- GIVEN PROBLEM -
Reproduce every record below exactly as it appears.

- INFORMATION SUPPLIED -
## Begin

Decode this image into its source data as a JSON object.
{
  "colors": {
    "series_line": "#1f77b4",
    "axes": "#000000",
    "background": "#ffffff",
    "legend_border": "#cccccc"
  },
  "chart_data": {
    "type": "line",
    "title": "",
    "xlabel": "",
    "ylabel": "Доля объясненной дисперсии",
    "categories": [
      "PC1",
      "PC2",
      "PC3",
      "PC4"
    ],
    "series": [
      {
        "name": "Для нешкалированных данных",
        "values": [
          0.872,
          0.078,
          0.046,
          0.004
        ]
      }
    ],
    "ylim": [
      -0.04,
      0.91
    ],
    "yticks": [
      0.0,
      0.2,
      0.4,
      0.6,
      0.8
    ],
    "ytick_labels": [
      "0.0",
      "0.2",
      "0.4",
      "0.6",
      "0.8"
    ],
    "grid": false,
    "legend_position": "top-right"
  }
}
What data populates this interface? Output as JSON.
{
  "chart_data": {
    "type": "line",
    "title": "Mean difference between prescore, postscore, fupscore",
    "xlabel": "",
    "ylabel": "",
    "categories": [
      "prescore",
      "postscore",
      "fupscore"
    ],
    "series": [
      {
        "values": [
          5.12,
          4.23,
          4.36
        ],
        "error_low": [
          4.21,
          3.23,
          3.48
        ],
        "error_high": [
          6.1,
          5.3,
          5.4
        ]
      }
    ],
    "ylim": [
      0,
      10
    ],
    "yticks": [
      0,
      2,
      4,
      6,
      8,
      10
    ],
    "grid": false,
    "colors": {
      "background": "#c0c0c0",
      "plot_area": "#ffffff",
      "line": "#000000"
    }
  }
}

## End

- CORRECT OUTPUT -
Decode this image into its source data as a JSON object.
{
  "colors": {
    "series_line": "#1f77b4",
    "axes": "#000000",
    "background": "#ffffff",
    "legend_border": "#cccccc"
  },
  "chart_data": {
    "type": "line",
    "title": "",
    "xlabel": "",
    "ylabel": "Доля объясненной дисперсии",
    "categories": [
      "PC1",
      "PC2",
      "PC3",
      "PC4"
    ],
    "series": [
      {
        "name": "Для нешкалированных данных",
        "values": [
          0.872,
          0.078,
          0.046,
          0.004
        ]
      }
    ],
    "ylim": [
      -0.04,
      0.91
    ],
    "yticks": [
      0.0,
      0.2,
      0.4,
      0.6,
      0.8
    ],
    "ytick_labels": [
      "0.0",
      "0.2",
      "0.4",
      "0.6",
      "0.8"
    ],
    "grid": false,
    "legend_position": "top-right"
  }
}
What data populates this interface? Output as JSON.
{
  "chart_data": {
    "type": "line",
    "title": "Mean difference between prescore, postscore, fupscore",
    "xlabel": "",
    "ylabel": "",
    "categories": [
      "prescore",
      "postscore",
      "fupscore"
    ],
    "series": [
      {
        "values": [
          5.12,
          4.23,
          4.36
        ],
        "error_low": [
          4.21,
          3.23,
          3.48
        ],
        "error_high": [
          6.1,
          5.3,
          5.4
        ]
      }
    ],
    "ylim": [
      0,
      10
    ],
    "yticks": [
      0,
      2,
      4,
      6,
      8,
      10
    ],
    "grid": false,
    "colors": {
      "background": "#c0c0c0",
      "plot_area": "#ffffff",
      "line": "#000000"
    }
  }
}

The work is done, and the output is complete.